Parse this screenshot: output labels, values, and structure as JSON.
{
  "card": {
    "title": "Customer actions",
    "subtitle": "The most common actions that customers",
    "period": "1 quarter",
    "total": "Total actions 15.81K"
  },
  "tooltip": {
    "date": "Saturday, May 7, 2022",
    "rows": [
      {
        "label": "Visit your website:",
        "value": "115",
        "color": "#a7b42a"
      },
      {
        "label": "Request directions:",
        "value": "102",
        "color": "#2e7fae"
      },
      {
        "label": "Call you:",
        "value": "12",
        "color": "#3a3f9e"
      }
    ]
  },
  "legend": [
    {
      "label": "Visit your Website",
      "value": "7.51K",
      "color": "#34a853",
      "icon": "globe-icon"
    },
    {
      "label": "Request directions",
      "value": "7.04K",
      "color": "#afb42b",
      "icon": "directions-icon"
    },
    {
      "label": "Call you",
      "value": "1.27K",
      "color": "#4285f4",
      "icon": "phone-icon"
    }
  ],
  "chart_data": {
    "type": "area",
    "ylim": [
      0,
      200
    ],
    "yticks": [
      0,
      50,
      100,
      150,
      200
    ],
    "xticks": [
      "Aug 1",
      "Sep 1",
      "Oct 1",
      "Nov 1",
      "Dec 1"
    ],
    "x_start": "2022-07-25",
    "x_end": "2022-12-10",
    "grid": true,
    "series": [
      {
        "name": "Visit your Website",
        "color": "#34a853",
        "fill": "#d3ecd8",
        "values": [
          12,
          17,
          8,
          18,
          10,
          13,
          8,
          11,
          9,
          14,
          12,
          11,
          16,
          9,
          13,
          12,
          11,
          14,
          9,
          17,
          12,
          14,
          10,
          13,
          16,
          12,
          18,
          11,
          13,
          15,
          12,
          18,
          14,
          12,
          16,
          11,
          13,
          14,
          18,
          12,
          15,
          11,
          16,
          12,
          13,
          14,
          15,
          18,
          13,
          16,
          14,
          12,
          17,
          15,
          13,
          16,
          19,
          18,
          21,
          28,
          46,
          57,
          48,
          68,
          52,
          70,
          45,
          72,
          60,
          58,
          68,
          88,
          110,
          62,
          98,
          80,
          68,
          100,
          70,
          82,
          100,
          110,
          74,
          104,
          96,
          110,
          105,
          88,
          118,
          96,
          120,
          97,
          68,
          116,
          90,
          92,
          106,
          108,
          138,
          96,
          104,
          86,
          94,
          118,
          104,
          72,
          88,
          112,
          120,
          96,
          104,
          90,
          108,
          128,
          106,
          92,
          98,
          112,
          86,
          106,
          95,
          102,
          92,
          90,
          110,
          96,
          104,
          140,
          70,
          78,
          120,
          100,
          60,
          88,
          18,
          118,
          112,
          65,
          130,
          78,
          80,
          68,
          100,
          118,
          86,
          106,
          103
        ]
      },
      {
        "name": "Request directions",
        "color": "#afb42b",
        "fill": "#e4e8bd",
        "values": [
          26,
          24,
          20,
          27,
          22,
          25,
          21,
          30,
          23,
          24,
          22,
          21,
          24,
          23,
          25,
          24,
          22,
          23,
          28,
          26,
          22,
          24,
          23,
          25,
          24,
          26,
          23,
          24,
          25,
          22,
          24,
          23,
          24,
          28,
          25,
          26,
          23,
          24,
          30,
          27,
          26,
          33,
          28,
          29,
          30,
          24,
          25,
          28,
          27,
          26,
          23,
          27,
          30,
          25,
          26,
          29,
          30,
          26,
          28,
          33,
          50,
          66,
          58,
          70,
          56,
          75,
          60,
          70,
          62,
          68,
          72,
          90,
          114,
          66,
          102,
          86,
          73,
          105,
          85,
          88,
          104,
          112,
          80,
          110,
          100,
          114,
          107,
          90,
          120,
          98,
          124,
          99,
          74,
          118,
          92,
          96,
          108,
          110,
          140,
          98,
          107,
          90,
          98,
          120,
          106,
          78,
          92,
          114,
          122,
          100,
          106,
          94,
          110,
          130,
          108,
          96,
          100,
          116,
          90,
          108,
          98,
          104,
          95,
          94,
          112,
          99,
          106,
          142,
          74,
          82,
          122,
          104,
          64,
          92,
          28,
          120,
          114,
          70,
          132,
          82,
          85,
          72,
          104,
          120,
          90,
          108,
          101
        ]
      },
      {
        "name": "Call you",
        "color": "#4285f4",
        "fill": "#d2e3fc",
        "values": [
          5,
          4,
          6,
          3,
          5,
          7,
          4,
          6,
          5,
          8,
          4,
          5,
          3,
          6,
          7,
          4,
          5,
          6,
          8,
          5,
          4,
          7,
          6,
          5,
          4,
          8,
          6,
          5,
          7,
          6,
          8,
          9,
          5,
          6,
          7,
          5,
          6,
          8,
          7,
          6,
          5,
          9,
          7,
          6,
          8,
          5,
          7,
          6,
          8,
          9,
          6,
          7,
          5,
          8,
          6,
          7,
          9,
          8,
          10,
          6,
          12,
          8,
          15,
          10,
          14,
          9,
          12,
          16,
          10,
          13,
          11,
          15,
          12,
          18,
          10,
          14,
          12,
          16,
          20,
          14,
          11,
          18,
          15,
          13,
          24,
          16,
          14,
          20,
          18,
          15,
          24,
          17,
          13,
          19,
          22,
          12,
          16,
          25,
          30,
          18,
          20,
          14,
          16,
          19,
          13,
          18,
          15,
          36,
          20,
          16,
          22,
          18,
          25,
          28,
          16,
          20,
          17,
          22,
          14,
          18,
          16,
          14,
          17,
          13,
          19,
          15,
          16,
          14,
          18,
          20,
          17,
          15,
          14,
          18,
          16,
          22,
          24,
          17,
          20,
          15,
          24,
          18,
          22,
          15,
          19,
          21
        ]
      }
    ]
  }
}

> **Task requirements**:
Report all lines of the data that include the word "color".

> **Task solution**:
        "color": "#a7b42a"
        "color": "#2e7fae"
        "color": "#3a3f9e"
      "color": "#34a853",
      "color": "#afb42b",
      "color": "#4285f4",
        "color": "#34a853",
        "color": "#afb42b",
        "color": "#4285f4",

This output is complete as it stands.